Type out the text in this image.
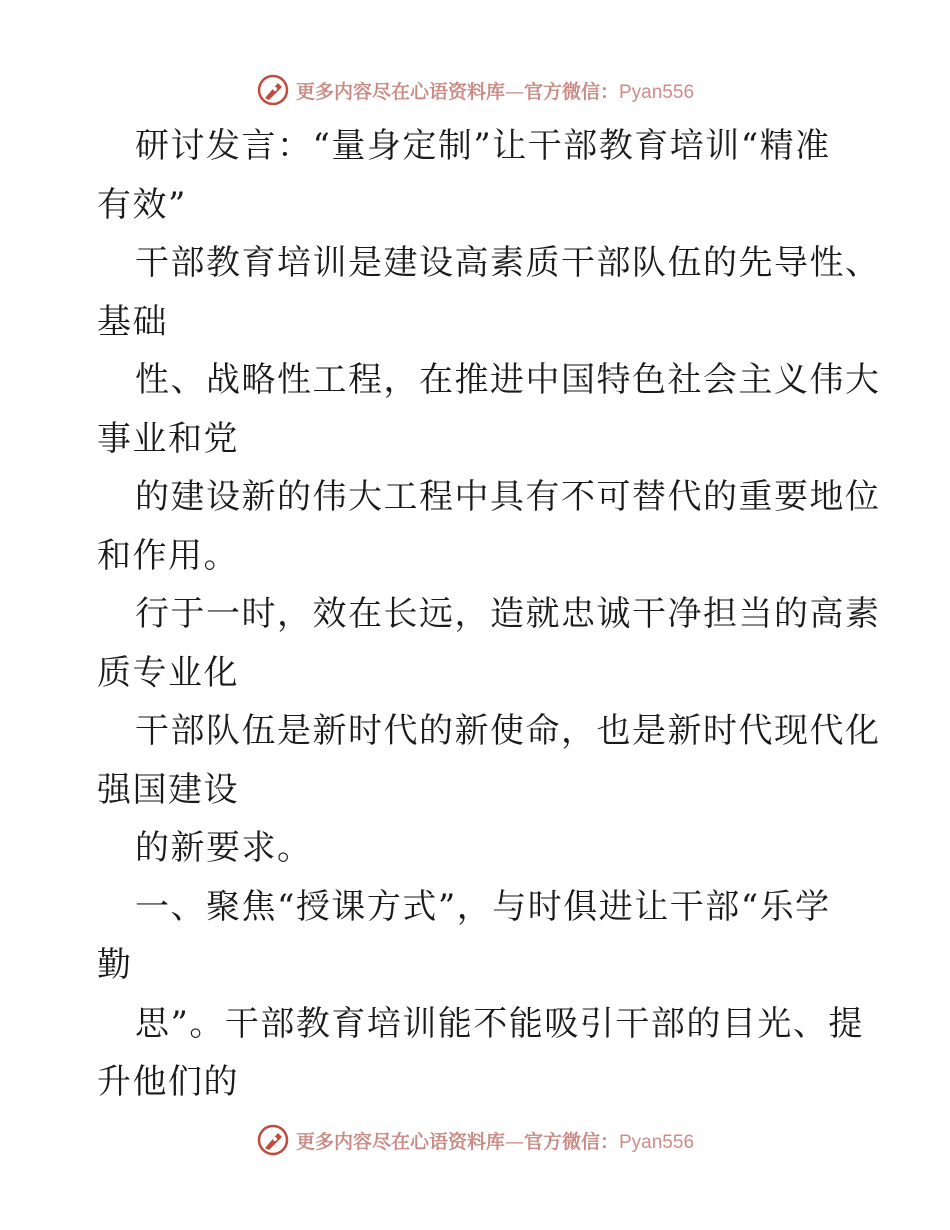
更多内容尽在心语资料库—官方微信：Pyan556
研讨发言：“量身定制”让干部教育培训“精准
有效”
干部教育培训是建设高素质干部队伍的先导性、
基础
性、战略性工程，在推进中国特色社会主义伟大
事业和党
的建设新的伟大工程中具有不可替代的重要地位
和作用。
行于一时，效在长远，造就忠诚干净担当的高素
质专业化
干部队伍是新时代的新使命，也是新时代现代化
强国建设
的新要求。
一、聚焦“授课方式”，与时俱进让干部“乐学
勤
思”。干部教育培训能不能吸引干部的目光、提
升他们的
更多内容尽在心语资料库—官方微信：Pyan556
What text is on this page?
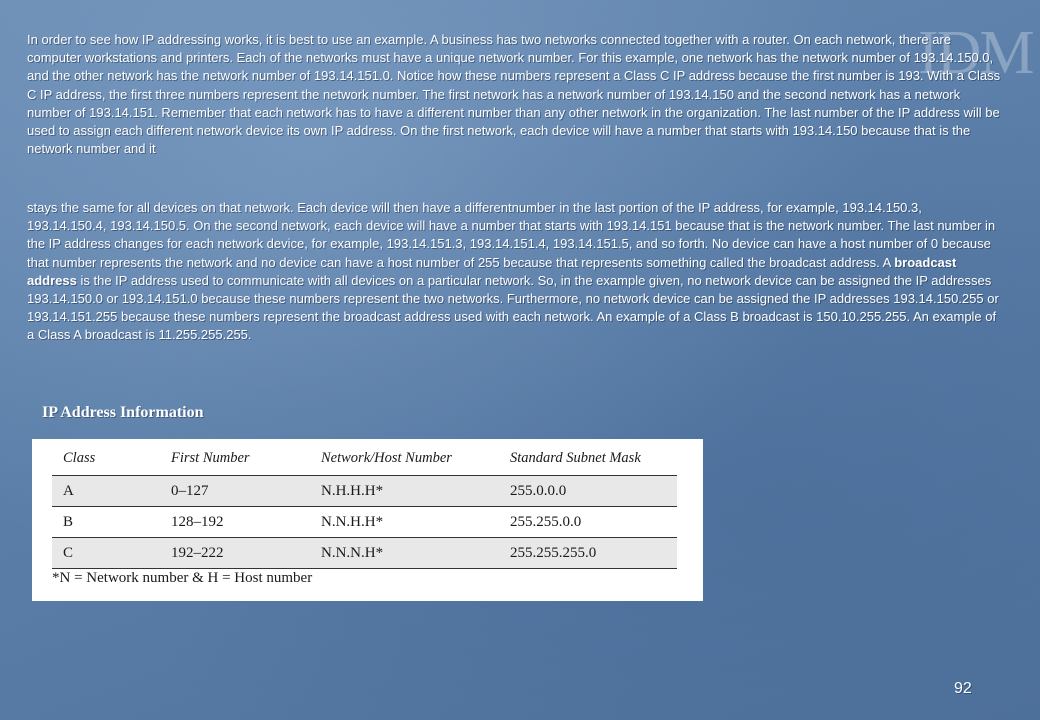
IDM
In order to see how IP addressing works, it is best to use an example. A business has two networks connected together with a router. On each network, there are computer workstations and printers. Each of the networks must have a unique network number. For this example, one network has the network number of 193.14.150.0, and the other network has the network number of 193.14.151.0. Notice how these numbers represent a Class C IP address because the first number is 193. With a Class C IP address, the first three numbers represent the network number. The first network has a network number of 193.14.150 and the second network has a network number of 193.14.151. Remember that each network has to have a different number than any other network in the organization. The last number of the IP address will be used to assign each different network device its own IP address. On the first network, each device will have a number that starts with 193.14.150 because that is the network number and it
stays the same for all devices on that network. Each device will then have a differentnumber in the last portion of the IP address, for example, 193.14.150.3, 193.14.150.4, 193.14.150.5. On the second network, each device will have a number that starts with 193.14.151 because that is the network number. The last number in the IP address changes for each network device, for example, 193.14.151.3, 193.14.151.4, 193.14.151.5, and so forth. No device can have a host number of 0 because that number represents the network and no device can have a host number of 255 because that represents something called the broadcast address. A broadcast address is the IP address used to communicate with all devices on a particular network. So, in the example given, no network device can be assigned the IP addresses 193.14.150.0 or 193.14.151.0 because these numbers represent the two networks. Furthermore, no network device can be assigned the IP addresses 193.14.150.255 or 193.14.151.255 because these numbers represent the broadcast address used with each network. An example of a Class B broadcast is 150.10.255.255. An example of a Class A broadcast is 11.255.255.255.
IP Address Information
Class	First Number	Network/Host Number	Standard Subnet Mask
A	0–127	N.H.H.H*	255.0.0.0
B	128–192	N.N.H.H*	255.255.0.0
C	192–222	N.N.N.H*	255.255.255.0
*N = Network number & H = Host number
92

....

■ **Set task**
Strip out the images, then output the records above word for word.

■ **Task output**
Type out the text in this image.
更多内容尽在心语资料库—官方微信：Pyan556
研讨发言：“量身定制”让干部教育培训“精准
有效”
干部教育培训是建设高素质干部队伍的先导性、
基础
性、战略性工程，在推进中国特色社会主义伟大
事业和党
的建设新的伟大工程中具有不可替代的重要地位
和作用。
行于一时，效在长远，造就忠诚干净担当的高素
质专业化
干部队伍是新时代的新使命，也是新时代现代化
强国建设
的新要求。
一、聚焦“授课方式”，与时俱进让干部“乐学
勤
思”。干部教育培训能不能吸引干部的目光、提
升他们的
更多内容尽在心语资料库—官方微信：Pyan556
What text is on this page?
IDM
In order to see how IP addressing works, it is best to use an example. A business has two networks connected together with a router. On each network, there are computer workstations and printers. Each of the networks must have a unique network number. For this example, one network has the network number of 193.14.150.0, and the other network has the network number of 193.14.151.0. Notice how these numbers represent a Class C IP address because the first number is 193. With a Class C IP address, the first three numbers represent the network number. The first network has a network number of 193.14.150 and the second network has a network number of 193.14.151. Remember that each network has to have a different number than any other network in the organization. The last number of the IP address will be used to assign each different network device its own IP address. On the first network, each device will have a number that starts with 193.14.150 because that is the network number and it
stays the same for all devices on that network. Each device will then have a differentnumber in the last portion of the IP address, for example, 193.14.150.3, 193.14.150.4, 193.14.150.5. On the second network, each device will have a number that starts with 193.14.151 because that is the network number. The last number in the IP address changes for each network device, for example, 193.14.151.3, 193.14.151.4, 193.14.151.5, and so forth. No device can have a host number of 0 because that number represents the network and no device can have a host number of 255 because that represents something called the broadcast address. A broadcast address is the IP address used to communicate with all devices on a particular network. So, in the example given, no network device can be assigned the IP addresses 193.14.150.0 or 193.14.151.0 because these numbers represent the two networks. Furthermore, no network device can be assigned the IP addresses 193.14.150.255 or 193.14.151.255 because these numbers represent the broadcast address used with each network. An example of a Class B broadcast is 150.10.255.255. An example of a Class A broadcast is 11.255.255.255.
IP Address Information
Class	First Number	Network/Host Number	Standard Subnet Mask
A	0–127	N.H.H.H*	255.0.0.0
B	128–192	N.N.H.H*	255.255.0.0
C	192–222	N.N.N.H*	255.255.255.0
*N = Network number & H = Host number
92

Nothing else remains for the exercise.